DATASET CONTENT =>
++++++++++

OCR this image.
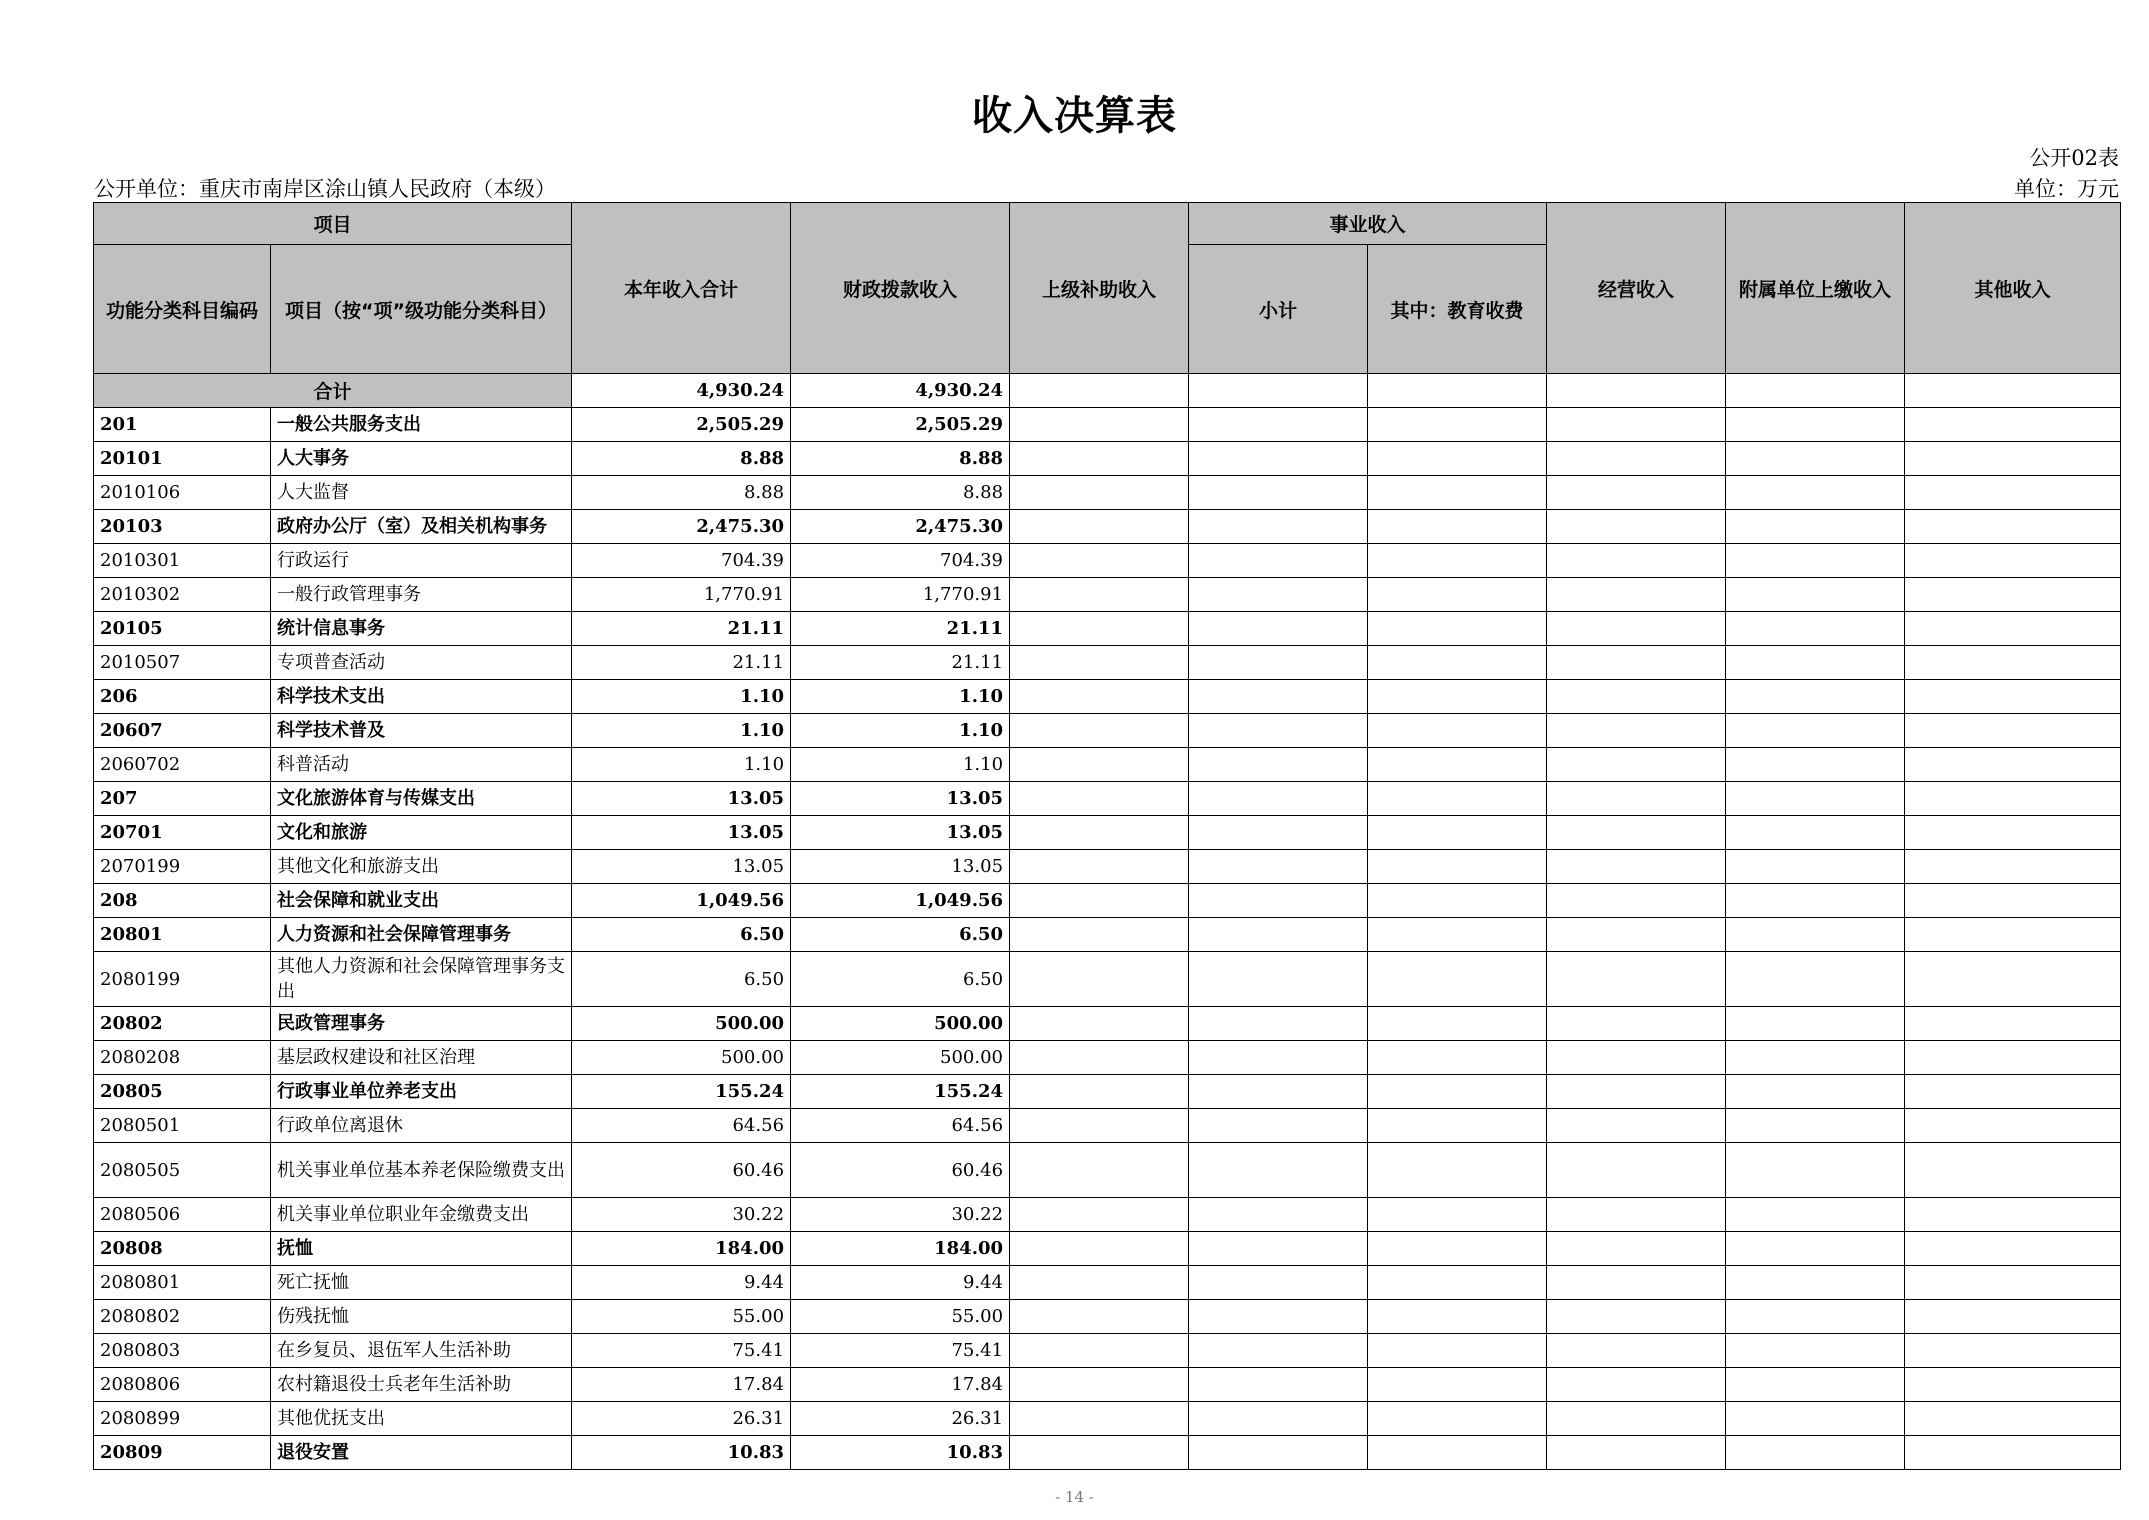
收入决算表
公开02表
公开单位：重庆市南岸区涂山镇人民政府（本级）	单位：万元
项目		本年收入合计	财政拨款收入	上级补助收入	事业收入		经营收入	附属单位上缴收入	其他收入
功能分类科目编码	项目（按“项”级功能分类科目）				小计	其中：教育收费			
合计		4,930.24	4,930.24						
201	一般公共服务支出	2,505.29	2,505.29						
20101	人大事务	8.88	8.88						
2010106	人大监督	8.88	8.88						
20103	政府办公厅（室）及相关机构事务	2,475.30	2,475.30						
2010301	行政运行	704.39	704.39						
2010302	一般行政管理事务	1,770.91	1,770.91						
20105	统计信息事务	21.11	21.11						
2010507	专项普查活动	21.11	21.11						
206	科学技术支出	1.10	1.10						
20607	科学技术普及	1.10	1.10						
2060702	科普活动	1.10	1.10						
207	文化旅游体育与传媒支出	13.05	13.05						
20701	文化和旅游	13.05	13.05						
2070199	其他文化和旅游支出	13.05	13.05						
208	社会保障和就业支出	1,049.56	1,049.56						
20801	人力资源和社会保障管理事务	6.50	6.50						
2080199	其他人力资源和社会保障管理事务支出	6.50	6.50						
20802	民政管理事务	500.00	500.00						
2080208	基层政权建设和社区治理	500.00	500.00						
20805	行政事业单位养老支出	155.24	155.24						
2080501	行政单位离退休	64.56	64.56						
2080505	机关事业单位基本养老保险缴费支出	60.46	60.46						
2080506	机关事业单位职业年金缴费支出	30.22	30.22						
20808	抚恤	184.00	184.00						
2080801	死亡抚恤	9.44	9.44						
2080802	伤残抚恤	55.00	55.00						
2080803	在乡复员、退伍军人生活补助	75.41	75.41						
2080806	农村籍退役士兵老年生活补助	17.84	17.84						
2080899	其他优抚支出	26.31	26.31						
20809	退役安置	10.83	10.83						
- 14 -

++++++++++

Give the material again exactly as it is, but keep the pictures out.

WRITTEN REPLY =>
OCR this image.
收入决算表
公开02表
公开单位：重庆市南岸区涂山镇人民政府（本级）	单位：万元
项目		本年收入合计	财政拨款收入	上级补助收入	事业收入		经营收入	附属单位上缴收入	其他收入
功能分类科目编码	项目（按“项”级功能分类科目）				小计	其中：教育收费			
合计		4,930.24	4,930.24						
201	一般公共服务支出	2,505.29	2,505.29						
20101	人大事务	8.88	8.88						
2010106	人大监督	8.88	8.88						
20103	政府办公厅（室）及相关机构事务	2,475.30	2,475.30						
2010301	行政运行	704.39	704.39						
2010302	一般行政管理事务	1,770.91	1,770.91						
20105	统计信息事务	21.11	21.11						
2010507	专项普查活动	21.11	21.11						
206	科学技术支出	1.10	1.10						
20607	科学技术普及	1.10	1.10						
2060702	科普活动	1.10	1.10						
207	文化旅游体育与传媒支出	13.05	13.05						
20701	文化和旅游	13.05	13.05						
2070199	其他文化和旅游支出	13.05	13.05						
208	社会保障和就业支出	1,049.56	1,049.56						
20801	人力资源和社会保障管理事务	6.50	6.50						
2080199	其他人力资源和社会保障管理事务支出	6.50	6.50						
20802	民政管理事务	500.00	500.00						
2080208	基层政权建设和社区治理	500.00	500.00						
20805	行政事业单位养老支出	155.24	155.24						
2080501	行政单位离退休	64.56	64.56						
2080505	机关事业单位基本养老保险缴费支出	60.46	60.46						
2080506	机关事业单位职业年金缴费支出	30.22	30.22						
20808	抚恤	184.00	184.00						
2080801	死亡抚恤	9.44	9.44						
2080802	伤残抚恤	55.00	55.00						
2080803	在乡复员、退伍军人生活补助	75.41	75.41						
2080806	农村籍退役士兵老年生活补助	17.84	17.84						
2080899	其他优抚支出	26.31	26.31						
20809	退役安置	10.83	10.83						
- 14 -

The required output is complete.